Set problem
Work out the number of lines with "Harm" in them. Reply with that number and no other words.

Supplied material
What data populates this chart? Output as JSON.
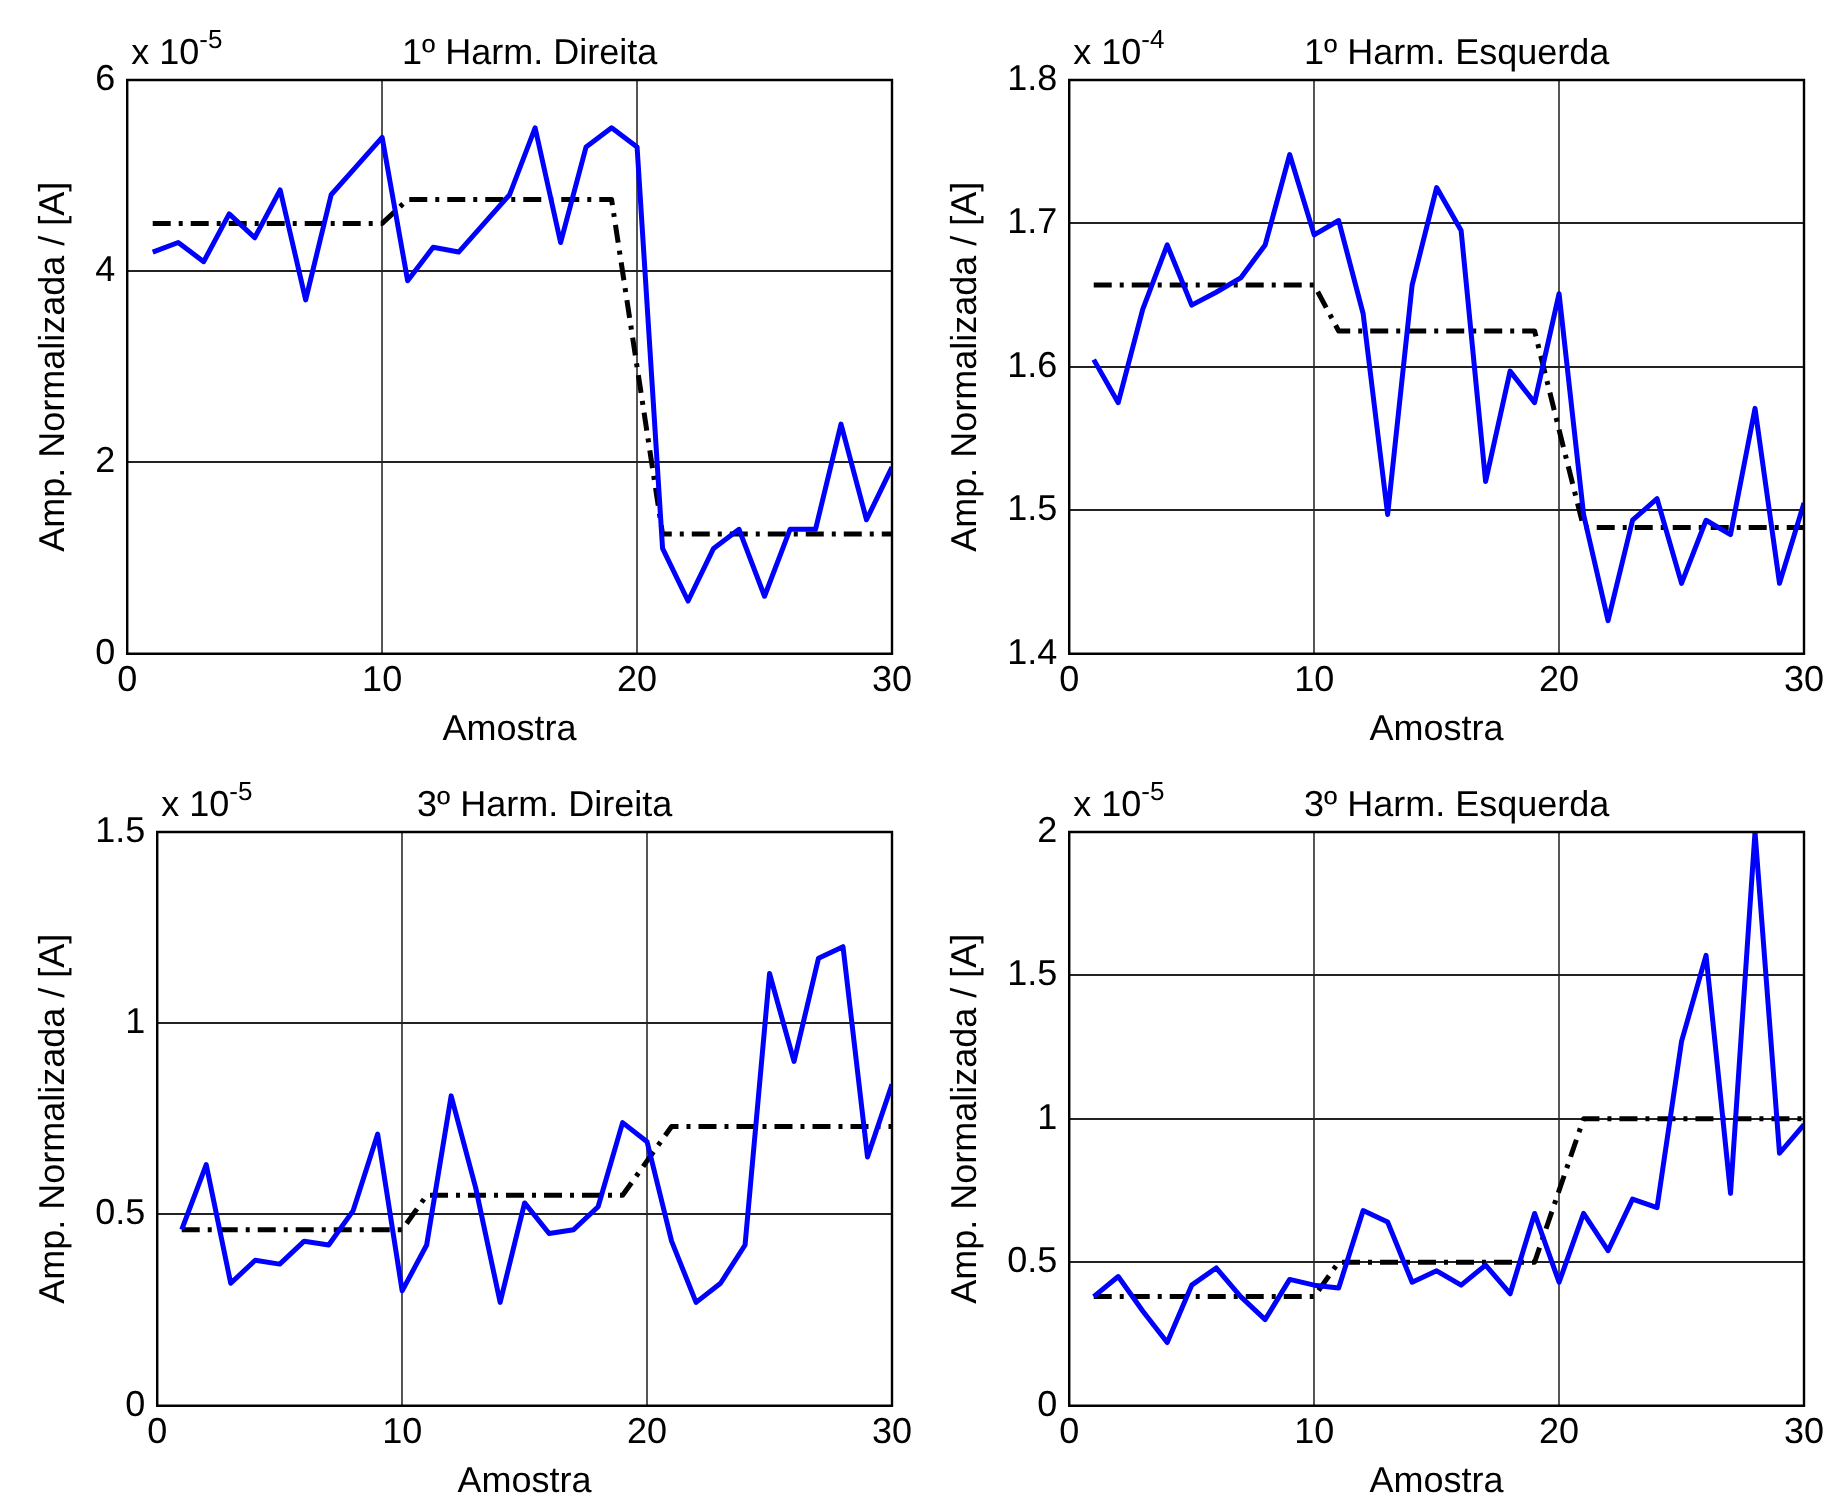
{
  "chart_data": [
    {
      "type": "line",
      "title": "1º Harm. Direita",
      "xlabel": "Amostra",
      "ylabel": "Amp. Normalizada / [A]",
      "annotations": [
        "x 10$^{-5}$"
      ],
      "x": [
        1,
        2,
        3,
        4,
        5,
        6,
        7,
        8,
        9,
        10,
        11,
        12,
        13,
        14,
        15,
        16,
        17,
        18,
        19,
        20,
        21,
        22,
        23,
        24,
        25,
        26,
        27,
        28,
        29,
        30
      ],
      "xlim": [
        0,
        30
      ],
      "xticks": [
        0,
        10,
        20,
        30
      ],
      "ylim": [
        0,
        6
      ],
      "yticks": [
        0,
        2,
        4,
        6
      ],
      "grid": true,
      "marker": "none",
      "series": [
        {
          "color": "#0000ff",
          "line_style": "solid",
          "values": [
            4.2,
            4.3,
            4.1,
            4.6,
            4.35,
            4.85,
            3.7,
            4.8,
            5.1,
            5.4,
            3.9,
            4.25,
            4.2,
            4.5,
            4.8,
            5.5,
            4.3,
            5.3,
            5.5,
            5.3,
            1.1,
            0.55,
            1.1,
            1.3,
            0.6,
            1.3,
            1.3,
            2.4,
            1.4,
            1.95
          ]
        },
        {
          "color": "#000000",
          "line_style": "dashed",
          "values": [
            4.5,
            4.5,
            4.5,
            4.5,
            4.5,
            4.5,
            4.5,
            4.5,
            4.5,
            4.5,
            4.75,
            4.75,
            4.75,
            4.75,
            4.75,
            4.75,
            4.75,
            4.75,
            4.75,
            3.0,
            1.25,
            1.25,
            1.25,
            1.25,
            1.25,
            1.25,
            1.25,
            1.25,
            1.25,
            1.25
          ]
        }
      ]
    },
    {
      "type": "line",
      "title": "1º Harm. Esquerda",
      "xlabel": "Amostra",
      "ylabel": "Amp. Normalizada / [A]",
      "annotations": [
        "x 10$^{-4}$"
      ],
      "x": [
        1,
        2,
        3,
        4,
        5,
        6,
        7,
        8,
        9,
        10,
        11,
        12,
        13,
        14,
        15,
        16,
        17,
        18,
        19,
        20,
        21,
        22,
        23,
        24,
        25,
        26,
        27,
        28,
        29,
        30
      ],
      "xlim": [
        0,
        30
      ],
      "xticks": [
        0,
        10,
        20,
        30
      ],
      "ylim": [
        1.4,
        1.8
      ],
      "yticks": [
        1.4,
        1.5,
        1.6,
        1.7,
        1.8
      ],
      "grid": true,
      "marker": "none",
      "series": [
        {
          "color": "#0000ff",
          "line_style": "solid",
          "values": [
            1.605,
            1.575,
            1.64,
            1.685,
            1.643,
            1.652,
            1.662,
            1.685,
            1.748,
            1.692,
            1.702,
            1.637,
            1.497,
            1.657,
            1.725,
            1.695,
            1.52,
            1.597,
            1.575,
            1.651,
            1.497,
            1.423,
            1.493,
            1.508,
            1.449,
            1.493,
            1.483,
            1.571,
            1.449,
            1.505
          ]
        },
        {
          "color": "#000000",
          "line_style": "dashed",
          "values": [
            1.657,
            1.657,
            1.657,
            1.657,
            1.657,
            1.657,
            1.657,
            1.657,
            1.657,
            1.657,
            1.625,
            1.625,
            1.625,
            1.625,
            1.625,
            1.625,
            1.625,
            1.625,
            1.625,
            1.556,
            1.488,
            1.488,
            1.488,
            1.488,
            1.488,
            1.488,
            1.488,
            1.488,
            1.488,
            1.488
          ]
        }
      ]
    },
    {
      "type": "line",
      "title": "3º Harm. Direita",
      "xlabel": "Amostra",
      "ylabel": "Amp. Normalizada / [A]",
      "annotations": [
        "x 10$^{-5}$"
      ],
      "x": [
        1,
        2,
        3,
        4,
        5,
        6,
        7,
        8,
        9,
        10,
        11,
        12,
        13,
        14,
        15,
        16,
        17,
        18,
        19,
        20,
        21,
        22,
        23,
        24,
        25,
        26,
        27,
        28,
        29,
        30
      ],
      "xlim": [
        0,
        30
      ],
      "xticks": [
        0,
        10,
        20,
        30
      ],
      "ylim": [
        0,
        1.5
      ],
      "yticks": [
        0,
        0.5,
        1,
        1.5
      ],
      "grid": true,
      "marker": "none",
      "series": [
        {
          "color": "#0000ff",
          "line_style": "solid",
          "values": [
            0.46,
            0.63,
            0.32,
            0.38,
            0.37,
            0.43,
            0.42,
            0.51,
            0.71,
            0.3,
            0.42,
            0.81,
            0.57,
            0.27,
            0.53,
            0.45,
            0.46,
            0.52,
            0.74,
            0.69,
            0.43,
            0.27,
            0.32,
            0.42,
            1.13,
            0.9,
            1.17,
            1.2,
            0.65,
            0.84
          ]
        },
        {
          "color": "#000000",
          "line_style": "dashed",
          "values": [
            0.46,
            0.46,
            0.46,
            0.46,
            0.46,
            0.46,
            0.46,
            0.46,
            0.46,
            0.46,
            0.55,
            0.55,
            0.55,
            0.55,
            0.55,
            0.55,
            0.55,
            0.55,
            0.55,
            0.64,
            0.73,
            0.73,
            0.73,
            0.73,
            0.73,
            0.73,
            0.73,
            0.73,
            0.73,
            0.73
          ]
        }
      ]
    },
    {
      "type": "line",
      "title": "3º Harm. Esquerda",
      "xlabel": "Amostra",
      "ylabel": "Amp. Normalizada / [A]",
      "annotations": [
        "x 10$^{-5}$"
      ],
      "x": [
        1,
        2,
        3,
        4,
        5,
        6,
        7,
        8,
        9,
        10,
        11,
        12,
        13,
        14,
        15,
        16,
        17,
        18,
        19,
        20,
        21,
        22,
        23,
        24,
        25,
        26,
        27,
        28,
        29,
        30
      ],
      "xlim": [
        0,
        30
      ],
      "xticks": [
        0,
        10,
        20,
        30
      ],
      "ylim": [
        0,
        2
      ],
      "yticks": [
        0,
        0.5,
        1,
        1.5,
        2
      ],
      "grid": true,
      "marker": "none",
      "series": [
        {
          "color": "#0000ff",
          "line_style": "solid",
          "values": [
            0.38,
            0.45,
            0.33,
            0.22,
            0.42,
            0.48,
            0.38,
            0.3,
            0.44,
            0.42,
            0.41,
            0.68,
            0.64,
            0.43,
            0.47,
            0.42,
            0.49,
            0.39,
            0.67,
            0.43,
            0.67,
            0.54,
            0.72,
            0.69,
            1.27,
            1.57,
            0.74,
            2.0,
            0.88,
            0.98
          ]
        },
        {
          "color": "#000000",
          "line_style": "dashed",
          "values": [
            0.38,
            0.38,
            0.38,
            0.38,
            0.38,
            0.38,
            0.38,
            0.38,
            0.38,
            0.38,
            0.5,
            0.5,
            0.5,
            0.5,
            0.5,
            0.5,
            0.5,
            0.5,
            0.5,
            0.75,
            1.0,
            1.0,
            1.0,
            1.0,
            1.0,
            1.0,
            1.0,
            1.0,
            1.0,
            1.0
          ]
        }
      ]
    }
  ]
}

Written answer
4